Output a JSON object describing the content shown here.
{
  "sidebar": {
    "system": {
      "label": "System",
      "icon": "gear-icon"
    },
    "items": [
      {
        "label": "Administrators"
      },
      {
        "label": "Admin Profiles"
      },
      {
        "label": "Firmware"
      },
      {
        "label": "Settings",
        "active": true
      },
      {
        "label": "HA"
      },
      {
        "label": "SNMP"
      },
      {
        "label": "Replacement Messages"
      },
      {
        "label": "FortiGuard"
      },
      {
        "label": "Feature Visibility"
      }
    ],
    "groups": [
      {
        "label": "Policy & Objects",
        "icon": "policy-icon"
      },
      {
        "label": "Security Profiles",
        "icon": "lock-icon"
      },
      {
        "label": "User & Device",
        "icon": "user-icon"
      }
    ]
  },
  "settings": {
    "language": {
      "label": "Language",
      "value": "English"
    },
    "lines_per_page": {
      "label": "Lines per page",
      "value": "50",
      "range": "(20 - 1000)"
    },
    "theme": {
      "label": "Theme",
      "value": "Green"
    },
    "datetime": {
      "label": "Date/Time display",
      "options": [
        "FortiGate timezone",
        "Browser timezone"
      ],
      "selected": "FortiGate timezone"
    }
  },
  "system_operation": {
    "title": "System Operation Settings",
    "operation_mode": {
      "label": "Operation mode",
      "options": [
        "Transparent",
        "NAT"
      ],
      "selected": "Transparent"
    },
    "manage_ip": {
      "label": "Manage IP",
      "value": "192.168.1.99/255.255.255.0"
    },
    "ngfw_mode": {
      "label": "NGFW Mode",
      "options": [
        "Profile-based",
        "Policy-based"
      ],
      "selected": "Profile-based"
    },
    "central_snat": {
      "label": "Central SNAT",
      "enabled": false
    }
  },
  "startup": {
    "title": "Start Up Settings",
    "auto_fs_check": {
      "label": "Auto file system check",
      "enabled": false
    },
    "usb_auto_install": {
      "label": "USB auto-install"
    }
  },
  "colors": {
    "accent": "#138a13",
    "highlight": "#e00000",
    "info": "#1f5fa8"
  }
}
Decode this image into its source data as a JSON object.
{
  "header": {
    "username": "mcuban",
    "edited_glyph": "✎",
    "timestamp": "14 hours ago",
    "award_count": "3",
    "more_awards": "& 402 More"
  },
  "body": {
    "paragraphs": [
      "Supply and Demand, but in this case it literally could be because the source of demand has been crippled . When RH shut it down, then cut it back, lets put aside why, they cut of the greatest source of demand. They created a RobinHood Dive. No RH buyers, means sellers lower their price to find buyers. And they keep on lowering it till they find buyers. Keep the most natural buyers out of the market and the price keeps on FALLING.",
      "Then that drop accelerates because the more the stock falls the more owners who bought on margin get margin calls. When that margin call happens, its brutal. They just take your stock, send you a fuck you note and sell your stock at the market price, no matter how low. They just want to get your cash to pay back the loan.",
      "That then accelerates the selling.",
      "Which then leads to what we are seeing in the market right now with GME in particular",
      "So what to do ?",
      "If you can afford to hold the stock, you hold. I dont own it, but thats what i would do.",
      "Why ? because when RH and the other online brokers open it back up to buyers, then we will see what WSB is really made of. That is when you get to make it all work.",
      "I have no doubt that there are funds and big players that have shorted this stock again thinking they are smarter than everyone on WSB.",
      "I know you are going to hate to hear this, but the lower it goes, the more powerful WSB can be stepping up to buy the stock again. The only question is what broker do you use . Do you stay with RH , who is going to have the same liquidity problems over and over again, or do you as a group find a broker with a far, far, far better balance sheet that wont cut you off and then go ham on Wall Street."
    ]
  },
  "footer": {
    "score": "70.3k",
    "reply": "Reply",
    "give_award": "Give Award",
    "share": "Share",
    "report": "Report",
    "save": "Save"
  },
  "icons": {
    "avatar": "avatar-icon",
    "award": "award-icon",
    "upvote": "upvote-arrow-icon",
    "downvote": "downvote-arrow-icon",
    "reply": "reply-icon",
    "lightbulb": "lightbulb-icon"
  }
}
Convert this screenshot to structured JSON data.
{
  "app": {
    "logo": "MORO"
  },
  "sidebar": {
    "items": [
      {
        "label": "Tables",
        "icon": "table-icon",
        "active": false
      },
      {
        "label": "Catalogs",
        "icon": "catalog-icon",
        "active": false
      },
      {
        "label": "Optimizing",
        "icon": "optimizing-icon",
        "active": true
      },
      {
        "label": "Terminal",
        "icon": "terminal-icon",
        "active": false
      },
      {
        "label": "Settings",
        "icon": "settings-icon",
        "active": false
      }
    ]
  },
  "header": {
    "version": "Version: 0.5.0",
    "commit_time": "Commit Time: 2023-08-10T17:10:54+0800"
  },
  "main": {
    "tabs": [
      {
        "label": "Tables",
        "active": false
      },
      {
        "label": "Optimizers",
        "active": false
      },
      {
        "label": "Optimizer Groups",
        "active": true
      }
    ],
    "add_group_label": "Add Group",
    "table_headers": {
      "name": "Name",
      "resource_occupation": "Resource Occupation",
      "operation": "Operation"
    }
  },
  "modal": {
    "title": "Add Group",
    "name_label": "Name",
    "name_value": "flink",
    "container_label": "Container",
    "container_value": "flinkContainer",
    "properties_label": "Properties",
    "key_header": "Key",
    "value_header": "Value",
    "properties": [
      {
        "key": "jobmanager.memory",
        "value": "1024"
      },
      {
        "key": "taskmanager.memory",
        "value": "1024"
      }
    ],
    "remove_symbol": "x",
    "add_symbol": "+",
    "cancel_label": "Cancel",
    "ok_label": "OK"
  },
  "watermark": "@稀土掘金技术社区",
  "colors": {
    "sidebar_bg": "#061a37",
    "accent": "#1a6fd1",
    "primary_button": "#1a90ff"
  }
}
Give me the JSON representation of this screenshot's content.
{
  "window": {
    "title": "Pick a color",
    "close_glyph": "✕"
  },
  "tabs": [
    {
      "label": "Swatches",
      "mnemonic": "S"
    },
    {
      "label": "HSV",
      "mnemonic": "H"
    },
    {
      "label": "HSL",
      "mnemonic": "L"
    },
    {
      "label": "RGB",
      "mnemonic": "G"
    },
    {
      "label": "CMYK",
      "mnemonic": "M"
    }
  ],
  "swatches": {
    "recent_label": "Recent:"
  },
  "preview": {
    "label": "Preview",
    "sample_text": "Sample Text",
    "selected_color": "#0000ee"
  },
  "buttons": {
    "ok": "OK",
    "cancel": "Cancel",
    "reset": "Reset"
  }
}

YOUR OBJECTIVE: Pick out each line in the material containing "based".

CORRECT RESULT:
        "Profile-based",
        "Policy-based"
      "selected": "Profile-based"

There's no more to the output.